▶ _Exercise brief_: Rewrite the part of the records that opens with the line containing "Patent image size: (740, 462)." and closes with the line containing "The sucking portion 3 is at (441, 259).", substituting "working posture" for "operating posture" and keeping everything else unchanged.

▶ _Data shown_:
################

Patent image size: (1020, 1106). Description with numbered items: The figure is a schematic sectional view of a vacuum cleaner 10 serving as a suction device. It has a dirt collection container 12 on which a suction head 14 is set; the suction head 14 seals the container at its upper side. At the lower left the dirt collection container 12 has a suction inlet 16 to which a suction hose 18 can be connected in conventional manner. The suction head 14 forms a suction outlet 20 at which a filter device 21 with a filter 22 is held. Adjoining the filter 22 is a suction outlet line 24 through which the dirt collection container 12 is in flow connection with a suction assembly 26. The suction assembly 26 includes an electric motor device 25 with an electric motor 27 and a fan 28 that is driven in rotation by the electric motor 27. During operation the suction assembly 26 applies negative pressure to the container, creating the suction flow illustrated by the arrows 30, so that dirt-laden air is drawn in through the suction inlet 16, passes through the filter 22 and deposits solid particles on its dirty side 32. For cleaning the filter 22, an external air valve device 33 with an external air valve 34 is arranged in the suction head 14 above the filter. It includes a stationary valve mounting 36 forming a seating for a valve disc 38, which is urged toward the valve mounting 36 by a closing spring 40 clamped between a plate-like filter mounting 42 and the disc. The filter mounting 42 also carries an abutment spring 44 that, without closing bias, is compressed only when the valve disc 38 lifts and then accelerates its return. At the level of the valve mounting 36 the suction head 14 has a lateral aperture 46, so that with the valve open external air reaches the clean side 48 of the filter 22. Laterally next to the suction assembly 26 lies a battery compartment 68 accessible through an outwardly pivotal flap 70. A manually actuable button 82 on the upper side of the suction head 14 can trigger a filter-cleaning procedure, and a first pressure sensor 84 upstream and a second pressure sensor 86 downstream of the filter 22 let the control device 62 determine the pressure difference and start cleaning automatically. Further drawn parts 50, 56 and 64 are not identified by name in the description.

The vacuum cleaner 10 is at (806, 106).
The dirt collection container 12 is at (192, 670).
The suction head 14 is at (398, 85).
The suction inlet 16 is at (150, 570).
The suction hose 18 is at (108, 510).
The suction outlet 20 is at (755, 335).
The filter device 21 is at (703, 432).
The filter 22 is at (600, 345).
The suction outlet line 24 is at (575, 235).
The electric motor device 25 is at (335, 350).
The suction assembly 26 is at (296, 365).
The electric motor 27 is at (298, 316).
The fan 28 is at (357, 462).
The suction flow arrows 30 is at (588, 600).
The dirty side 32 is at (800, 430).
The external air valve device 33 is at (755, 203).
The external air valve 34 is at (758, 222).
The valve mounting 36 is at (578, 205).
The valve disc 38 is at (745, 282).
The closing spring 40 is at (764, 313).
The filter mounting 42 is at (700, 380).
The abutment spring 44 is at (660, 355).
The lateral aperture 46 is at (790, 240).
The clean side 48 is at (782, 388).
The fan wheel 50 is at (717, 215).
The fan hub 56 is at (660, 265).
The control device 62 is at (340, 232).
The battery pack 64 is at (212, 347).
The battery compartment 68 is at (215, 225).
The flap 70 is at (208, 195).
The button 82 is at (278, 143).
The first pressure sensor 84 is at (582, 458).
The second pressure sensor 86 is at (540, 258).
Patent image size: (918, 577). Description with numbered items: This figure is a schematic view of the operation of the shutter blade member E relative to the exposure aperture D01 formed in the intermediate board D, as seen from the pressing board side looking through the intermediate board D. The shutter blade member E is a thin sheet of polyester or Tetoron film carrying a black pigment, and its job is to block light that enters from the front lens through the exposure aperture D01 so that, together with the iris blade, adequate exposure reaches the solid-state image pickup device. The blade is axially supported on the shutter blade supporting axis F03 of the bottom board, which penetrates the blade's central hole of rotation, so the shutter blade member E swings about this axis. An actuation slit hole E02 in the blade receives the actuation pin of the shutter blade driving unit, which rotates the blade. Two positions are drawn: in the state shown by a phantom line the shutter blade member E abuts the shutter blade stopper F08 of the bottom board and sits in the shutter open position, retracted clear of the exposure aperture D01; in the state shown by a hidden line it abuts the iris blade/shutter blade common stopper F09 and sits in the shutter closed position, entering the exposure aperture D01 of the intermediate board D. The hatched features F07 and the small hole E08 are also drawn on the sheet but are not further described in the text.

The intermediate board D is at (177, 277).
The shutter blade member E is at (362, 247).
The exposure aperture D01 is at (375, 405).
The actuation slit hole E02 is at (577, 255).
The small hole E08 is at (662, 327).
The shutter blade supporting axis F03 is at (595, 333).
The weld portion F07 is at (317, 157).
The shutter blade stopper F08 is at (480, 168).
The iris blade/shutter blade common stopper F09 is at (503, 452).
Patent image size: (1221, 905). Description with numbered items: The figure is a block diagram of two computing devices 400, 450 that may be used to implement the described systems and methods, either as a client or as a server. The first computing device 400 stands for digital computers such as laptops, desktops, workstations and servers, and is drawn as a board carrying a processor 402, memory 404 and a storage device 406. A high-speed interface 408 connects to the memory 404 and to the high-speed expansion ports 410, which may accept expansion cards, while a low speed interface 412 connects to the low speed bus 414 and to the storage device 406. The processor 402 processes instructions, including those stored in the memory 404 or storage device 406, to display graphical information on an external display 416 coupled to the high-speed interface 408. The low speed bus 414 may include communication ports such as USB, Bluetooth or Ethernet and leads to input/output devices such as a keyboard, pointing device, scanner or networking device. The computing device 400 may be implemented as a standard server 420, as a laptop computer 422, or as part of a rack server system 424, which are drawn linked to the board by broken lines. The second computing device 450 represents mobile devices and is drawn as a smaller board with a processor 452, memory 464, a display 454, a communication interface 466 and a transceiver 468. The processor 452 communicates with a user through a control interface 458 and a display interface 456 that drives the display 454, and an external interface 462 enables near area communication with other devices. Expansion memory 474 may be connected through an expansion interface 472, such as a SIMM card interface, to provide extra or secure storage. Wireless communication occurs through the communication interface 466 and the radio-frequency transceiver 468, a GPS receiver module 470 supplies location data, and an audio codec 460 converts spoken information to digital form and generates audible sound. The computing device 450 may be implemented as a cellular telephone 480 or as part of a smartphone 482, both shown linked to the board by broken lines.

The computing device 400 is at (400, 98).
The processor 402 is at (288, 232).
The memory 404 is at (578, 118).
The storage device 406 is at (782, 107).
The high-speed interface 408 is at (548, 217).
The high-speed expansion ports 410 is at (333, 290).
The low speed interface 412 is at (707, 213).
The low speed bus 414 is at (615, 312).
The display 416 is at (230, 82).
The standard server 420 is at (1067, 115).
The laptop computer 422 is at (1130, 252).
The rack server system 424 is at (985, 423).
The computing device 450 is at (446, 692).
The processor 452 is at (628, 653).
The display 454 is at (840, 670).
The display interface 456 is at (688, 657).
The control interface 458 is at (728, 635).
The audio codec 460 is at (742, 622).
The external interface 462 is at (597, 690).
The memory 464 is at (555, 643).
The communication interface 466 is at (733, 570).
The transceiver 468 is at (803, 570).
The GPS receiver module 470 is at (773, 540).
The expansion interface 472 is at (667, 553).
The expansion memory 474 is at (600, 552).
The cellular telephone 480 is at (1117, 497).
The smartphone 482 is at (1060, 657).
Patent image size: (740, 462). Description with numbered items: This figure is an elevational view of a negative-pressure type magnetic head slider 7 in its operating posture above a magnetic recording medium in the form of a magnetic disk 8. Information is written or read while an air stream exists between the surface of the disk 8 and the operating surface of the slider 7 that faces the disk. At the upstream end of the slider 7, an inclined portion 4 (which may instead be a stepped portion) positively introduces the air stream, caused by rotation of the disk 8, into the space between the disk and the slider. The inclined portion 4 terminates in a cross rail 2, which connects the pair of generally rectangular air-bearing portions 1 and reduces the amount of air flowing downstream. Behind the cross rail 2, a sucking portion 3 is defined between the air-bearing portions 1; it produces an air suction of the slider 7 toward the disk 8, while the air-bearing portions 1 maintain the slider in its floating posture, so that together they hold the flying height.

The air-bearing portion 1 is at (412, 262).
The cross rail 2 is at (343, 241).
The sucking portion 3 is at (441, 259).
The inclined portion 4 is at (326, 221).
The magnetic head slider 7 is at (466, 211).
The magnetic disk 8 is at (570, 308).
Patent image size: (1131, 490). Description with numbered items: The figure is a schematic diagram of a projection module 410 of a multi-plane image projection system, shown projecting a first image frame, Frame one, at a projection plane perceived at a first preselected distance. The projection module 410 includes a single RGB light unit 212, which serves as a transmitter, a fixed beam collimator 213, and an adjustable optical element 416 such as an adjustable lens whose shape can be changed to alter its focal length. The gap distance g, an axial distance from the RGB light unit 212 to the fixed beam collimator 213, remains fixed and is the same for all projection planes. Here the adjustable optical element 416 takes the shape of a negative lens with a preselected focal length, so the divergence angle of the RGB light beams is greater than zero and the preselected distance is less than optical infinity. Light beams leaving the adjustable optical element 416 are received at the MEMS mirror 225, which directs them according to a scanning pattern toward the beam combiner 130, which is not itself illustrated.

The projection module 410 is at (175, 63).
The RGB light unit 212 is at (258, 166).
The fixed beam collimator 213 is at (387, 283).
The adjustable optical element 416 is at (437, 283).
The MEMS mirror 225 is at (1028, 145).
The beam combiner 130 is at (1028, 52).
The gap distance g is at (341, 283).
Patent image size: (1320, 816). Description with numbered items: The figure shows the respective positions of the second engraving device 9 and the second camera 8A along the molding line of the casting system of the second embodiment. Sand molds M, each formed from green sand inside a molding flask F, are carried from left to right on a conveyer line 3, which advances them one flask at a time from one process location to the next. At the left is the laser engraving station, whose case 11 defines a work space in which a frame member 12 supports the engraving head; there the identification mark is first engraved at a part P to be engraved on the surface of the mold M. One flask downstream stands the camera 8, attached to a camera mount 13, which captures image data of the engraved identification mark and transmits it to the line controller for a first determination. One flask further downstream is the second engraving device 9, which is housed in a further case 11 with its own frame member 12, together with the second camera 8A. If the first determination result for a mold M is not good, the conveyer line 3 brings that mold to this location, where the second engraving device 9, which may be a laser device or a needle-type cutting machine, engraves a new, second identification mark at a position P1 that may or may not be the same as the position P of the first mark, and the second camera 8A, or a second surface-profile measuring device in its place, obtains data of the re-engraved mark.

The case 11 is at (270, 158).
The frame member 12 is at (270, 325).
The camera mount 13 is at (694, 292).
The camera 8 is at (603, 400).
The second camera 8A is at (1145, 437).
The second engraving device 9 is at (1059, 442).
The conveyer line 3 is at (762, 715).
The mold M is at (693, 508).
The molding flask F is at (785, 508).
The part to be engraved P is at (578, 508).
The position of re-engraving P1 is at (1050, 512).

################

▶ _Response below_:
Patent image size: (740, 462). Description with numbered items: This figure is an elevational view of a negative-pressure type magnetic head slider 7 in its working posture above a magnetic recording medium in the form of a magnetic disk 8. Information is written or read while an air stream exists between the surface of the disk 8 and the operating surface of the slider 7 that faces the disk. At the upstream end of the slider 7, an inclined portion 4 (which may instead be a stepped portion) positively introduces the air stream, caused by rotation of the disk 8, into the space between the disk and the slider. The inclined portion 4 terminates in a cross rail 2, which connects the pair of generally rectangular air-bearing portions 1 and reduces the amount of air flowing downstream. Behind the cross rail 2, a sucking portion 3 is defined between the air-bearing portions 1; it produces an air suction of the slider 7 toward the disk 8, while the air-bearing portions 1 maintain the slider in its floating posture, so that together they hold the flying height.

The air-bearing portion 1 is at (412, 262).
The cross rail 2 is at (343, 241).
The sucking portion 3 is at (441, 259).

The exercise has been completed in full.